- [RECORDS FOR THIS EXERCISE]

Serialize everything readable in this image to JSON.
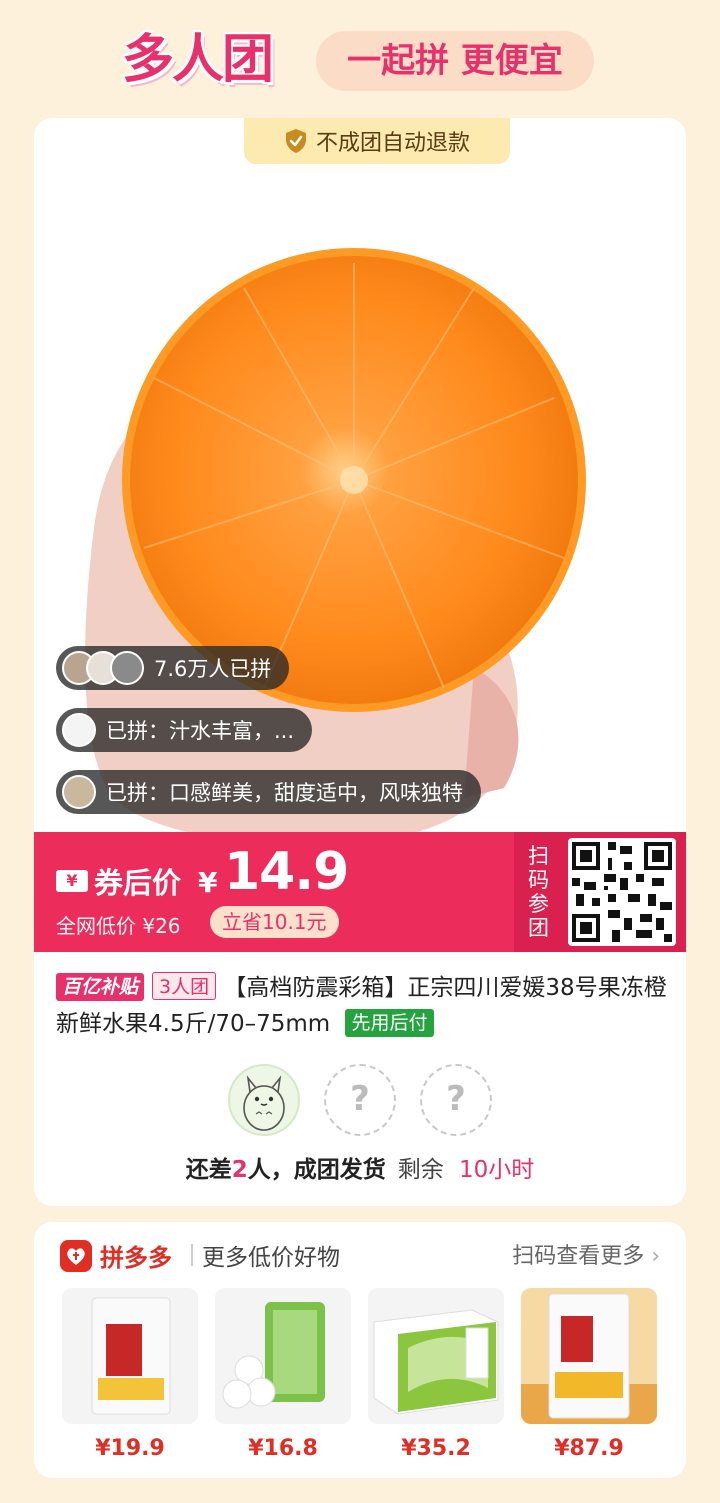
{
  "header": {
    "logo_text": "多人团",
    "slogan": "一起拼 更便宜"
  },
  "product": {
    "refund_badge": "不成团自动退款",
    "joined_count": "7.6万人已拼",
    "reviews": [
      "已拼：汁水丰富，...",
      "已拼：口感鲜美，甜度适中，风味独特"
    ],
    "coupon_icon": "¥",
    "price_label": "券后价",
    "currency": "¥",
    "price": "14.9",
    "original_price": "全网低价 ¥26",
    "saving": "立省10.1元",
    "scan_label": "扫码参团",
    "tag_subsidy": "百亿补贴",
    "tag_group": "3人团",
    "title": "【高档防震彩箱】正宗四川爱媛38号果冻橙新鲜水果4.5斤/70–75mm",
    "tag_pay_later": "先用后付"
  },
  "group": {
    "empty_slot": "?",
    "remaining_prefix": "还差",
    "remaining_count": "2",
    "remaining_suffix": "人，成团发货",
    "time_prefix": "剩余",
    "time_left": "10小时"
  },
  "recommend": {
    "brand": "拼多多",
    "subtitle": "更多低价好物",
    "scan_more": "扫码查看更多",
    "items": [
      {
        "price": "¥19.9"
      },
      {
        "price": "¥16.8"
      },
      {
        "price": "¥35.2"
      },
      {
        "price": "¥87.9"
      }
    ]
  },
  "colors": {
    "accent": "#e8306a",
    "price_bar": "#ec2d5c",
    "pdd_red": "#e02e24",
    "pay_green": "#24a33f",
    "background": "#fdf1dc"
  }
}
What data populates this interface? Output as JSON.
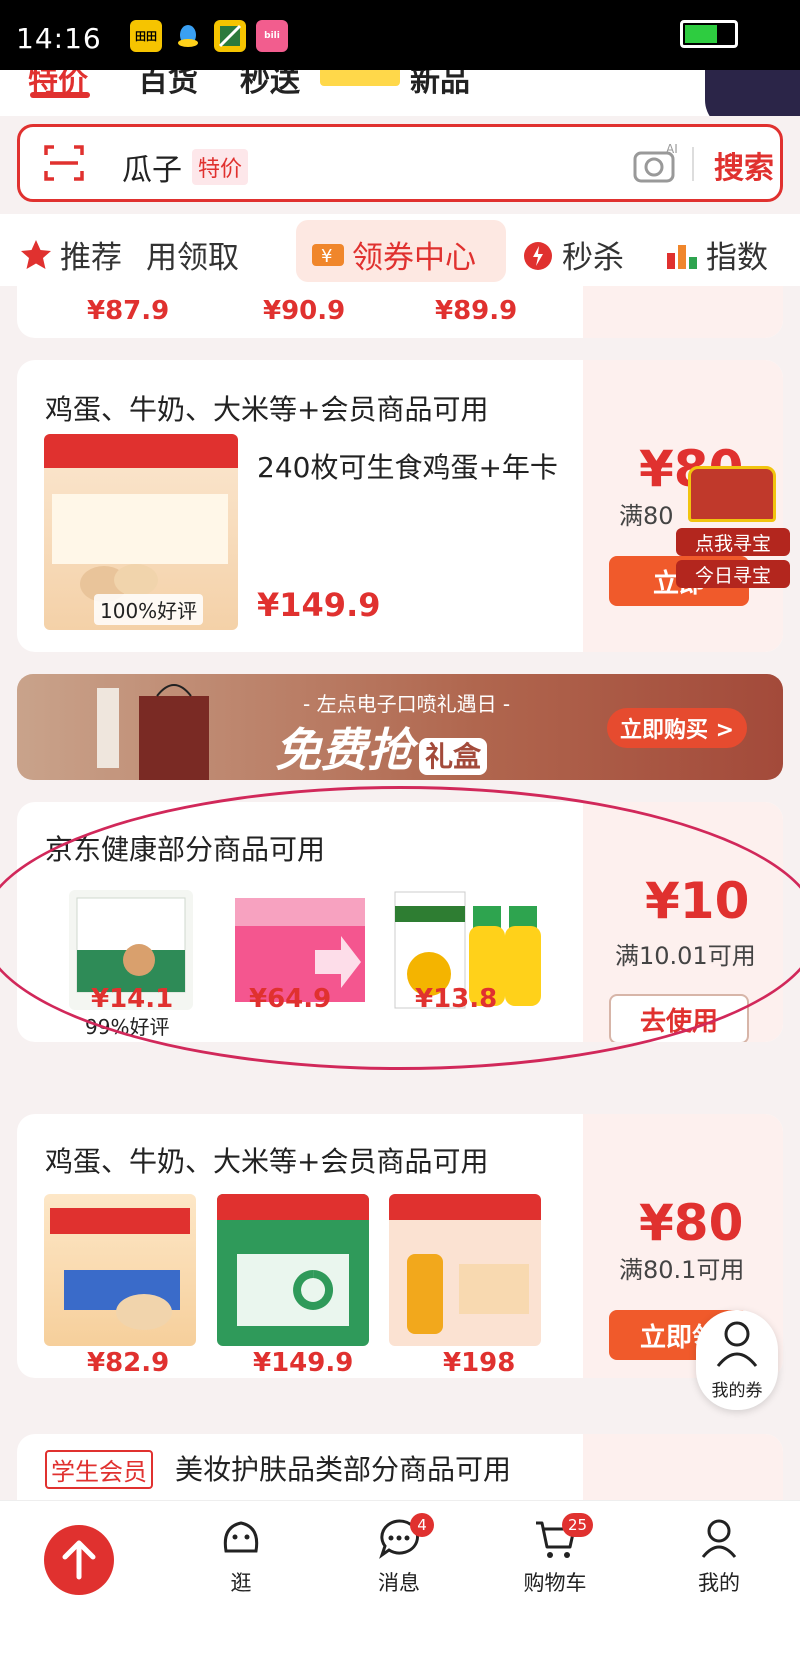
{
  "status_bar": {
    "time": "14:16",
    "app_icons": [
      "田田",
      "QQ",
      "app",
      "bilibili"
    ]
  },
  "top_tabs": [
    "特价",
    "百货",
    "秒送",
    "新品"
  ],
  "search": {
    "keyword": "瓜子",
    "tag": "特价",
    "button": "搜索"
  },
  "categories": [
    "推荐",
    "用领取",
    "领券中心",
    "秒杀",
    "指数"
  ],
  "card0": {
    "prices": [
      "¥87.9",
      "¥90.9",
      "¥89.9"
    ]
  },
  "card1": {
    "title": "鸡蛋、牛奶、大米等+会员商品可用",
    "product_title": "240枚可生食鸡蛋+年卡",
    "price": "¥149.9",
    "rating": "100%好评",
    "amount": "¥80",
    "condition": "满80",
    "button": "立即"
  },
  "treasure": {
    "line1": "点我寻宝",
    "line2": "今日寻宝"
  },
  "banner": {
    "subtitle": "- 左点电子口喷礼遇日 -",
    "main": "免费抢",
    "gift": "礼盒",
    "cta": "立即购买 >"
  },
  "card2": {
    "title": "京东健康部分商品可用",
    "rating": "99%好评",
    "prices": [
      "¥14.1",
      "¥64.9",
      "¥13.8"
    ],
    "amount": "¥10",
    "condition": "满10.01可用",
    "button": "去使用"
  },
  "card3": {
    "title": "鸡蛋、牛奶、大米等+会员商品可用",
    "prices": [
      "¥82.9",
      "¥149.9",
      "¥198"
    ],
    "amount": "¥80",
    "condition": "满80.1可用",
    "button": "立即领"
  },
  "card4": {
    "tag": "学生会员",
    "title": "美妆护肤品类部分商品可用"
  },
  "my_coupon": "我的券",
  "bottom_nav": {
    "tabs": [
      "逛",
      "消息",
      "购物车",
      "我的"
    ],
    "message_badge": "4",
    "cart_badge": "25"
  },
  "colors": {
    "accent": "#e0312f",
    "button_orange": "#f05a2b",
    "annotation": "#d1285a"
  }
}
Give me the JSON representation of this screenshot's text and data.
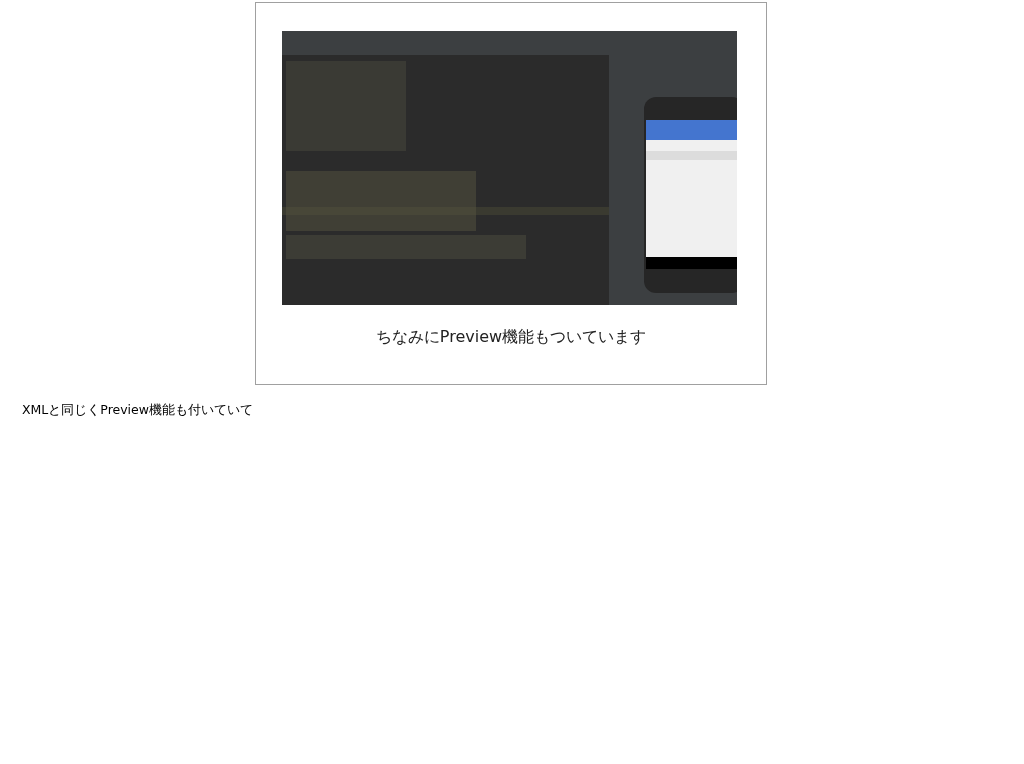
{
  "slide": {
    "caption": "ちなみにPreview機能もついています"
  },
  "notes": "XMLと同じくPreview機能も付いていて"
}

- [TASK OBJECTIVE]
Lines that include the word "JSON" are to be extracted from the data above.

- [SOLUTION TO THE PROBLEM]
Serialize everything readable in this image to JSON.
What data populates this interface? Output as JSON.
Give me the JSON representation of this screenshot's text and data.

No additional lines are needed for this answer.